* [WORK REQUIRED]
Print all records exactly, leaving nothing out.

* [INPUT MATERIAL]
--- BEGIN ---

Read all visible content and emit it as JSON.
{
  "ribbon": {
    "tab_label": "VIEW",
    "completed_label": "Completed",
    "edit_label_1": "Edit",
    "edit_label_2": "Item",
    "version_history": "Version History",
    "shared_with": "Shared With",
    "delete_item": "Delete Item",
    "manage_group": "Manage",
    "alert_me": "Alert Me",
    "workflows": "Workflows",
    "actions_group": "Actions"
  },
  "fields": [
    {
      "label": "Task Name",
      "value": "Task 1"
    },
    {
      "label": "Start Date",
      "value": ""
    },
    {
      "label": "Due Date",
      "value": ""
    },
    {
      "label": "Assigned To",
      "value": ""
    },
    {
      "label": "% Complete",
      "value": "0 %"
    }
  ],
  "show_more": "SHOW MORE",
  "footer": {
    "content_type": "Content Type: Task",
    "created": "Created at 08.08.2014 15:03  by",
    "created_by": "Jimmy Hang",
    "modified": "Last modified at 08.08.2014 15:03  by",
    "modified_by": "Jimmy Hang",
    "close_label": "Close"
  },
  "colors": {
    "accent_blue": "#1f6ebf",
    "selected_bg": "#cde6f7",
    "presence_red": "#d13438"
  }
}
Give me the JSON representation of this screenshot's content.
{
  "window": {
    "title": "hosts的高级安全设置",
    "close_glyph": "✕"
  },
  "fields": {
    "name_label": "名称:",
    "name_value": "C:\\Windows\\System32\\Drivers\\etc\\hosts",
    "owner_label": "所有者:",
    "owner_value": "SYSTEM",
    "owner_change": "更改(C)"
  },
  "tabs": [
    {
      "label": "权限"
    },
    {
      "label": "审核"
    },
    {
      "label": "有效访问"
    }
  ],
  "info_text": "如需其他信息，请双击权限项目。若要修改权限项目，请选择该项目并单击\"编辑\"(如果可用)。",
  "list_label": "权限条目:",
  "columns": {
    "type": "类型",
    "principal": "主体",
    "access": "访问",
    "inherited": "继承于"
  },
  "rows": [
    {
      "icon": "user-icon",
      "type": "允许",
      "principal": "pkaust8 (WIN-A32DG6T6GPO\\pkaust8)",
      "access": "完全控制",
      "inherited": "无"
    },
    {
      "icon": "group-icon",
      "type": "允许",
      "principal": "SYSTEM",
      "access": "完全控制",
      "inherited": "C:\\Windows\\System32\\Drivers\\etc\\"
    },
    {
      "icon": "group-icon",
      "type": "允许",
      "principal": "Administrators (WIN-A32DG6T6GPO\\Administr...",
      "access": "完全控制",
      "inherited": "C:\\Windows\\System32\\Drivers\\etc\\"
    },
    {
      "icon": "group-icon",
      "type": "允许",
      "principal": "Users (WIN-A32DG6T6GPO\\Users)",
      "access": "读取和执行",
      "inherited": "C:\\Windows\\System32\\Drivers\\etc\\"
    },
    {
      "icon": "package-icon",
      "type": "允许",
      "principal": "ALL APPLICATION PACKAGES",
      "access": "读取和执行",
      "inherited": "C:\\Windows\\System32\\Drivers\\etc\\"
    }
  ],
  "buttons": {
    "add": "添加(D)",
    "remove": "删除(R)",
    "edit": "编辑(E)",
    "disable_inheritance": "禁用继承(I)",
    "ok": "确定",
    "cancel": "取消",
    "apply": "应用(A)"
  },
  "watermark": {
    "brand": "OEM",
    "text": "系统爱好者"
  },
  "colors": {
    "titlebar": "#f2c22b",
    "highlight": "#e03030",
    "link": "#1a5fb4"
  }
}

--- END ---

* [TASK RESULT]
Read all visible content and emit it as JSON.
{
  "ribbon": {
    "tab_label": "VIEW",
    "completed_label": "Completed",
    "edit_label_1": "Edit",
    "edit_label_2": "Item",
    "version_history": "Version History",
    "shared_with": "Shared With",
    "delete_item": "Delete Item",
    "manage_group": "Manage",
    "alert_me": "Alert Me",
    "workflows": "Workflows",
    "actions_group": "Actions"
  },
  "fields": [
    {
      "label": "Task Name",
      "value": "Task 1"
    },
    {
      "label": "Start Date",
      "value": ""
    },
    {
      "label": "Due Date",
      "value": ""
    },
    {
      "label": "Assigned To",
      "value": ""
    },
    {
      "label": "% Complete",
      "value": "0 %"
    }
  ],
  "show_more": "SHOW MORE",
  "footer": {
    "content_type": "Content Type: Task",
    "created": "Created at 08.08.2014 15:03  by",
    "created_by": "Jimmy Hang",
    "modified": "Last modified at 08.08.2014 15:03  by",
    "modified_by": "Jimmy Hang",
    "close_label": "Close"
  },
  "colors": {
    "accent_blue": "#1f6ebf",
    "selected_bg": "#cde6f7",
    "presence_red": "#d13438"
  }
}
Give me the JSON representation of this screenshot's content.
{
  "window": {
    "title": "hosts的高级安全设置",
    "close_glyph": "✕"
  },
  "fields": {
    "name_label": "名称:",
    "name_value": "C:\\Windows\\System32\\Drivers\\etc\\hosts",
    "owner_label": "所有者:",
    "owner_value": "SYSTEM",
    "owner_change": "更改(C)"
  },
  "tabs": [
    {
      "label": "权限"
    },
    {
      "label": "审核"
    },
    {
      "label": "有效访问"
    }
  ],
  "info_text": "如需其他信息，请双击权限项目。若要修改权限项目，请选择该项目并单击\"编辑\"(如果可用)。",
  "list_label": "权限条目:",
  "columns": {
    "type": "类型",
    "principal": "主体",
    "access": "访问",
    "inherited": "继承于"
  },
  "rows": [
    {
      "icon": "user-icon",
      "type": "允许",
      "principal": "pkaust8 (WIN-A32DG6T6GPO\\pkaust8)",
      "access": "完全控制",
      "inherited": "无"
    },
    {
      "icon": "group-icon",
      "type": "允许",
      "principal": "SYSTEM",
      "access": "完全控制",
      "inherited": "C:\\Windows\\System32\\Drivers\\etc\\"
    },
    {
      "icon": "group-icon",
      "type": "允许",
      "principal": "Administrators (WIN-A32DG6T6GPO\\Administr...",
      "access": "完全控制",
      "inherited": "C:\\Windows\\System32\\Drivers\\etc\\"
    },
    {
      "icon": "group-icon",
      "type": "允许",
      "principal": "Users (WIN-A32DG6T6GPO\\Users)",
      "access": "读取和执行",
      "inherited": "C:\\Windows\\System32\\Drivers\\etc\\"
    },
    {
      "icon": "package-icon",
      "type": "允许",
      "principal": "ALL APPLICATION PACKAGES",
      "access": "读取和执行",
      "inherited": "C:\\Windows\\System32\\Drivers\\etc\\"
    }
  ],
  "buttons": {
    "add": "添加(D)",
    "remove": "删除(R)",
    "edit": "编辑(E)",
    "disable_inheritance": "禁用继承(I)",
    "ok": "确定",
    "cancel": "取消",
    "apply": "应用(A)"
  },
  "watermark": {
    "brand": "OEM",
    "text": "系统爱好者"
  },
  "colors": {
    "titlebar": "#f2c22b",
    "highlight": "#e03030",
    "link": "#1a5fb4"
  }
}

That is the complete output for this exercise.